═══ RECORDS FOR THIS EXERCISE

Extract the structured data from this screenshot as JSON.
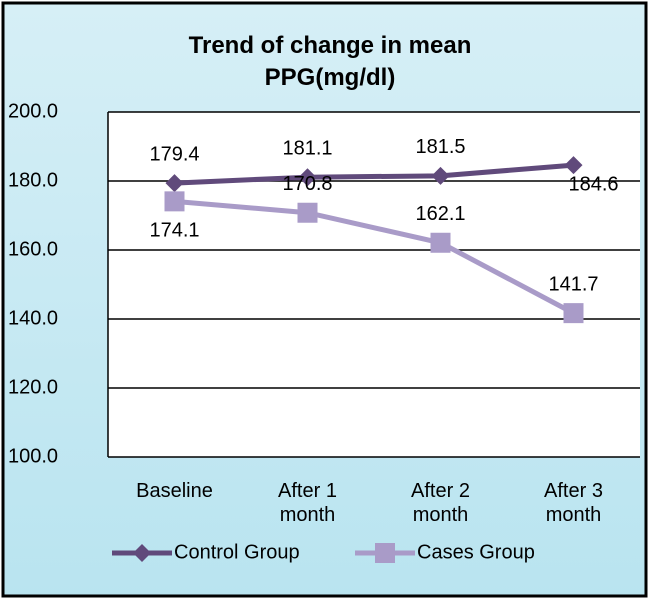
{
  "chart_data": {
    "type": "line",
    "title": "Trend of change in mean PPG(mg/dl)",
    "categories": [
      "Baseline",
      "After 1 month",
      "After 2 month",
      "After 3 month"
    ],
    "series": [
      {
        "name": "Control Group",
        "color": "#604a7b",
        "values": [
          179.4,
          181.1,
          181.5,
          184.6
        ]
      },
      {
        "name": "Cases Group",
        "color": "#a99bc8",
        "values": [
          174.1,
          170.8,
          162.1,
          141.7
        ]
      }
    ],
    "ylim": [
      100,
      200
    ],
    "yticks": [
      {
        "value": 100,
        "label": "100.0"
      },
      {
        "value": 120,
        "label": "120.0"
      },
      {
        "value": 140,
        "label": "140.0"
      },
      {
        "value": 160,
        "label": "160.0"
      },
      {
        "value": 180,
        "label": "180.0"
      },
      {
        "value": 200,
        "label": "200.0"
      }
    ],
    "grid": true
  }
}
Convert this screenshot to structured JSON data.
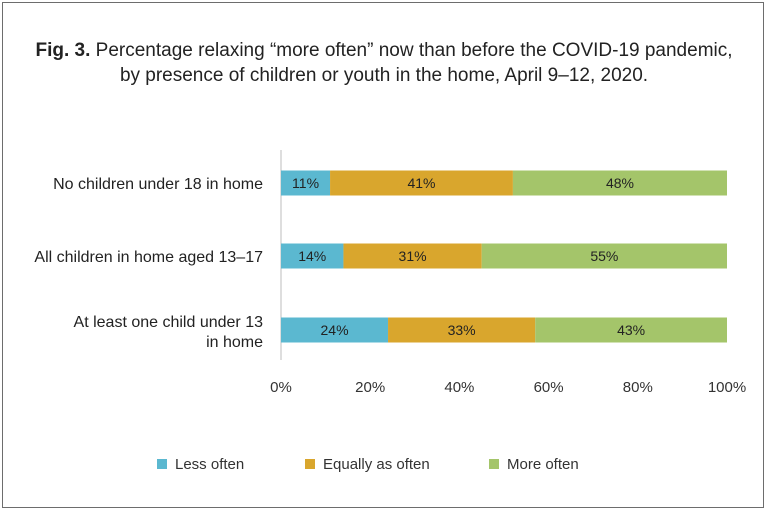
{
  "title": {
    "prefix": "Fig. 3.",
    "line1": "Percentage relaxing “more often” now than before the COVID-19 pandemic,",
    "line2": "by presence of children or youth in the home, April 9–12, 2020."
  },
  "chart_data": {
    "type": "bar",
    "orientation": "horizontal",
    "stacked": true,
    "categories": [
      [
        "No children under 18 in home"
      ],
      [
        "All children in home aged 13–17"
      ],
      [
        "At least one child under 13",
        "in home"
      ]
    ],
    "series": [
      {
        "name": "Less often",
        "color": "#5bb8d0",
        "values": [
          11,
          14,
          24
        ],
        "labels": [
          "11%",
          "14%",
          "24%"
        ]
      },
      {
        "name": "Equally as often",
        "color": "#d9a62d",
        "values": [
          41,
          31,
          33
        ],
        "labels": [
          "41%",
          "31%",
          "33%"
        ]
      },
      {
        "name": "More often",
        "color": "#a4c56a",
        "values": [
          48,
          55,
          43
        ],
        "labels": [
          "48%",
          "55%",
          "43%"
        ]
      }
    ],
    "xlim": [
      0,
      100
    ],
    "xticks": [
      "0%",
      "20%",
      "40%",
      "60%",
      "80%",
      "100%"
    ],
    "grid": false,
    "legend_position": "bottom"
  }
}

══════

**STATED PROBLEM:** Copy the data exactly. Any picture it contains is to be omitted.

**TASK RESULT:**
Extract the structured data from this screenshot as JSON.
{
  "chart_data": {
    "type": "line",
    "title": "Trend of change in mean PPG(mg/dl)",
    "categories": [
      "Baseline",
      "After 1 month",
      "After 2 month",
      "After 3 month"
    ],
    "series": [
      {
        "name": "Control Group",
        "color": "#604a7b",
        "values": [
          179.4,
          181.1,
          181.5,
          184.6
        ]
      },
      {
        "name": "Cases Group",
        "color": "#a99bc8",
        "values": [
          174.1,
          170.8,
          162.1,
          141.7
        ]
      }
    ],
    "ylim": [
      100,
      200
    ],
    "yticks": [
      {
        "value": 100,
        "label": "100.0"
      },
      {
        "value": 120,
        "label": "120.0"
      },
      {
        "value": 140,
        "label": "140.0"
      },
      {
        "value": 160,
        "label": "160.0"
      },
      {
        "value": 180,
        "label": "180.0"
      },
      {
        "value": 200,
        "label": "200.0"
      }
    ],
    "grid": true
  }
}
Convert this screenshot to structured JSON data.
{
  "title": {
    "prefix": "Fig. 3.",
    "line1": "Percentage relaxing “more often” now than before the COVID-19 pandemic,",
    "line2": "by presence of children or youth in the home, April 9–12, 2020."
  },
  "chart_data": {
    "type": "bar",
    "orientation": "horizontal",
    "stacked": true,
    "categories": [
      [
        "No children under 18 in home"
      ],
      [
        "All children in home aged 13–17"
      ],
      [
        "At least one child under 13",
        "in home"
      ]
    ],
    "series": [
      {
        "name": "Less often",
        "color": "#5bb8d0",
        "values": [
          11,
          14,
          24
        ],
        "labels": [
          "11%",
          "14%",
          "24%"
        ]
      },
      {
        "name": "Equally as often",
        "color": "#d9a62d",
        "values": [
          41,
          31,
          33
        ],
        "labels": [
          "41%",
          "31%",
          "33%"
        ]
      },
      {
        "name": "More often",
        "color": "#a4c56a",
        "values": [
          48,
          55,
          43
        ],
        "labels": [
          "48%",
          "55%",
          "43%"
        ]
      }
    ],
    "xlim": [
      0,
      100
    ],
    "xticks": [
      "0%",
      "20%",
      "40%",
      "60%",
      "80%",
      "100%"
    ],
    "grid": false,
    "legend_position": "bottom"
  }
}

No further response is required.